══ TEXTE DE LA PAGE

Cezanne Paris/Provence : une exposition qui fait suite à celle intitulée à Paris « Cezanne et Paris » et celle tenue à Milan au Palazzo Reale « Cezanne : les ateliers du Midi ». Il faut dire que ces deux expositions tenues parallèlement l’une l’autre entre octobre 2011 et mars 2012 se voulaient des réponses à l’exposition de 2006 Cezanne en Provence alors orchestrée par la National Gallery de Washington et le musée Granet d’Aix en Provence. Investi dans ces trois projets, je savais qu’une exposition synthétique était nécessaire, une exposition qui montre comment l’œuvre du peintre s’est construite dans une opposition constante entre le Nord et le Sud, entre la Provence et l’Ile de France.

Un mot alors sur la genèse de cette exposition.

L’exposition Cezanne qui a pris forme pour être ouverte au public le 28 mars dernier à Tokyo  a été envisagée dès avant 2006. Déjà les responsables de Nikkei étaient venus me voir au musée Granet (et ce en 2004) dans l’espoir de pouvoir reprendre l’exposition Cezanne en Provence alors envisagée en partenariat avec Washington (National Gallery). Il fut rapidement reconnu que l’exposition Cezanne de 2006 ne pourrait avoir une troisième étape, les prêts prévus pour deux lieux ne pouvant être accordés plus longtemps. C’était déjà beaucoup pour un prêteur de se séparer d’une œuvre de Cezanne quelques 9 voire 10 mois.

Des contacts néanmoins avaient été pris. Il fut décidé de les garder.

Dés 2008,  mes correspondants japonais les réactivèrent. Un projet d’exposition Cezanne se mettait alors en place sous le thème « Cezanne et Paris » (dans le cadre d’un commissariat général assumé par le Petit Palais de Paris) en continuité avec l’exposition Cezanne en Provence. On étudia les conditions de possibilités de lui donner une deuxième étape au Japon.

════

Dans le texte sur l'exposition Cezanne, recopiez mot pour mot le passage qui débute aux mots « Cezanne Paris/Provence : une » et s'arrête après « de cette exposition. ».

══ DONNÉES FOURNIES

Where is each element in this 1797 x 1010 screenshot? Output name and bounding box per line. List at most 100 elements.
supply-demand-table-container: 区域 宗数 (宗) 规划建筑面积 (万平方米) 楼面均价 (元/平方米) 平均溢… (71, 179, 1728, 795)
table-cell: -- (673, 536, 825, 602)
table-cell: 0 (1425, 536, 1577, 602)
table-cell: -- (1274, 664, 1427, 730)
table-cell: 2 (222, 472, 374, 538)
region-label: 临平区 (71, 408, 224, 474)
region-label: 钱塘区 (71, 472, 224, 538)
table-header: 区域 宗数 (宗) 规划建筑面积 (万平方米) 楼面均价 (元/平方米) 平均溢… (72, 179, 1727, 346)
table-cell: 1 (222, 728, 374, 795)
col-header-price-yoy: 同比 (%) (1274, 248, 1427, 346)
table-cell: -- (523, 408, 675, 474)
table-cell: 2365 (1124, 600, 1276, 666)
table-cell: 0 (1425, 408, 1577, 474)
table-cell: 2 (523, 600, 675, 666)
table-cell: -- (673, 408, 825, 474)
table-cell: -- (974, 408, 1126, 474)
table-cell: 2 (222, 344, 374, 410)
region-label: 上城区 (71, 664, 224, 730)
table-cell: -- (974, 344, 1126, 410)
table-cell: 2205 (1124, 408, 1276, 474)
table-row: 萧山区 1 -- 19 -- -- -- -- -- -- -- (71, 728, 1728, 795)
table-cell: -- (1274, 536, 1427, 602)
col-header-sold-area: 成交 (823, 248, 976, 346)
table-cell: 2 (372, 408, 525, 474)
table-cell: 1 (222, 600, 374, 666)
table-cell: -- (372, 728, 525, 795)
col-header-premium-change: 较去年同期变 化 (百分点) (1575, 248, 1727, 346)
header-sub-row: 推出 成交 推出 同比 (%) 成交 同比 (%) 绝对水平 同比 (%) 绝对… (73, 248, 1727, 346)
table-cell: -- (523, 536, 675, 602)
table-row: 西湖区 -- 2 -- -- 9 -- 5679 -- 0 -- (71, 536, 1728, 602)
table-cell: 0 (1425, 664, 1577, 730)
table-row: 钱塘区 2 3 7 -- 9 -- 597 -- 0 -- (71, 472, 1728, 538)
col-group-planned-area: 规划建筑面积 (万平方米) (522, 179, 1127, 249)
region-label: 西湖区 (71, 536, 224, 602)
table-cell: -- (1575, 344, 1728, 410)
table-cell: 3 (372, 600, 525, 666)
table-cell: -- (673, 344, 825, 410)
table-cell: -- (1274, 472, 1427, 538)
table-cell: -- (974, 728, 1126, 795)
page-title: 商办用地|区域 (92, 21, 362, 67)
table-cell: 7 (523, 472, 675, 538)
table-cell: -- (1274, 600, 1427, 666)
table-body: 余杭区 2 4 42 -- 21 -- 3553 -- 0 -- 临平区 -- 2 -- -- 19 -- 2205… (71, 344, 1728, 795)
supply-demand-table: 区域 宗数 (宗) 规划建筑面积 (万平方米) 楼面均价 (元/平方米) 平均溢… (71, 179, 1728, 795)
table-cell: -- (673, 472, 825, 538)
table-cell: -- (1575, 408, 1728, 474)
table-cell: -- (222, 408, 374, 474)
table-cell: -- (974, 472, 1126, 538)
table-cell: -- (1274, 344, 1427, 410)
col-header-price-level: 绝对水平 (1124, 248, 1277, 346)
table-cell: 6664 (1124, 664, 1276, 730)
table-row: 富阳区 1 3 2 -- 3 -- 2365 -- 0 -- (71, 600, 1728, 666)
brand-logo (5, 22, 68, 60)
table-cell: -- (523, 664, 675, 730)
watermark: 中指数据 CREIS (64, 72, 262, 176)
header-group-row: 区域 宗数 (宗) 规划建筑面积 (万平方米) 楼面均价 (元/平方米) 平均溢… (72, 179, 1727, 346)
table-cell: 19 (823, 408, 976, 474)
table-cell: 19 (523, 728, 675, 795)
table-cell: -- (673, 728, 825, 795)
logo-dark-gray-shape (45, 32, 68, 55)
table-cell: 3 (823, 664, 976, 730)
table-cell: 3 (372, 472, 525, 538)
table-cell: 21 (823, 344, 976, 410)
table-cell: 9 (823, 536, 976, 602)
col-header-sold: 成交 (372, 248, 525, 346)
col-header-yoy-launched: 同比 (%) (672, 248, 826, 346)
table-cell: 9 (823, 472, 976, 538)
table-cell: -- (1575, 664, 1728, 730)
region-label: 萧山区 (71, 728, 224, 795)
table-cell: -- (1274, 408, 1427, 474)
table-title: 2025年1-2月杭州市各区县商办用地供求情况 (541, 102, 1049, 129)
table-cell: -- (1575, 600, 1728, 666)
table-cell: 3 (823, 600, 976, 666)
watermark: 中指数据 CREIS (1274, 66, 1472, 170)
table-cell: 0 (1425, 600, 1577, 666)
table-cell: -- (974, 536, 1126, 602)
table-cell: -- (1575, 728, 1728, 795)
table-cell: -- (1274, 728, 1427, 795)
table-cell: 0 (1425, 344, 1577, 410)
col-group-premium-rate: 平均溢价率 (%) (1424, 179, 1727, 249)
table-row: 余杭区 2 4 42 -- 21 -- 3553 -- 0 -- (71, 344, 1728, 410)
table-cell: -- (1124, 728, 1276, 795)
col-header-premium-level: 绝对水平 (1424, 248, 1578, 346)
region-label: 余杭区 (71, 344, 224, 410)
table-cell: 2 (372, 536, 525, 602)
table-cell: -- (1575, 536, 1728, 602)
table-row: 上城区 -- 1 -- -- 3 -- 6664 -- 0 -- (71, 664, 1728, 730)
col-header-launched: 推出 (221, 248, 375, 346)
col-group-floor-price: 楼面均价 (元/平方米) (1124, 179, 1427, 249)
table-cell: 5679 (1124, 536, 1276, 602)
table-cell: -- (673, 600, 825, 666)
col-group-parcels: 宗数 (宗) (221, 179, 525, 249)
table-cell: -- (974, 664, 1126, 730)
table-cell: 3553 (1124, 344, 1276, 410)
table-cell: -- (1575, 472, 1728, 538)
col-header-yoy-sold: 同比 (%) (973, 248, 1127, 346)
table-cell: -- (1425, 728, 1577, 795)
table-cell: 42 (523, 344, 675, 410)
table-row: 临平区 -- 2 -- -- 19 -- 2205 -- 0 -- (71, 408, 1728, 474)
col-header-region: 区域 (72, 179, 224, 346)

════

• _RÉPONSE AU PROBLÈME_:
Cezanne Paris/Provence : une exposition qui fait suite à celle intitulée à Paris « Cezanne et Paris » et celle tenue à Milan au Palazzo Reale « Cezanne : les ateliers du Midi ». Il faut dire que ces deux expositions tenues parallèlement l’une l’autre entre octobre 2011 et mars 2012 se voulaient des réponses à l’exposition de 2006 Cezanne en Provence alors orchestrée par la National Gallery de Washington et le musée Granet d’Aix en Provence. Investi dans ces trois projets, je savais qu’une exposition synthétique était nécessaire, une exposition qui montre comment l’œuvre du peintre s’est construite dans une opposition constante entre le Nord et le Sud, entre la Provence et l’Ile de France.

Un mot alors sur la genèse de cette exposition.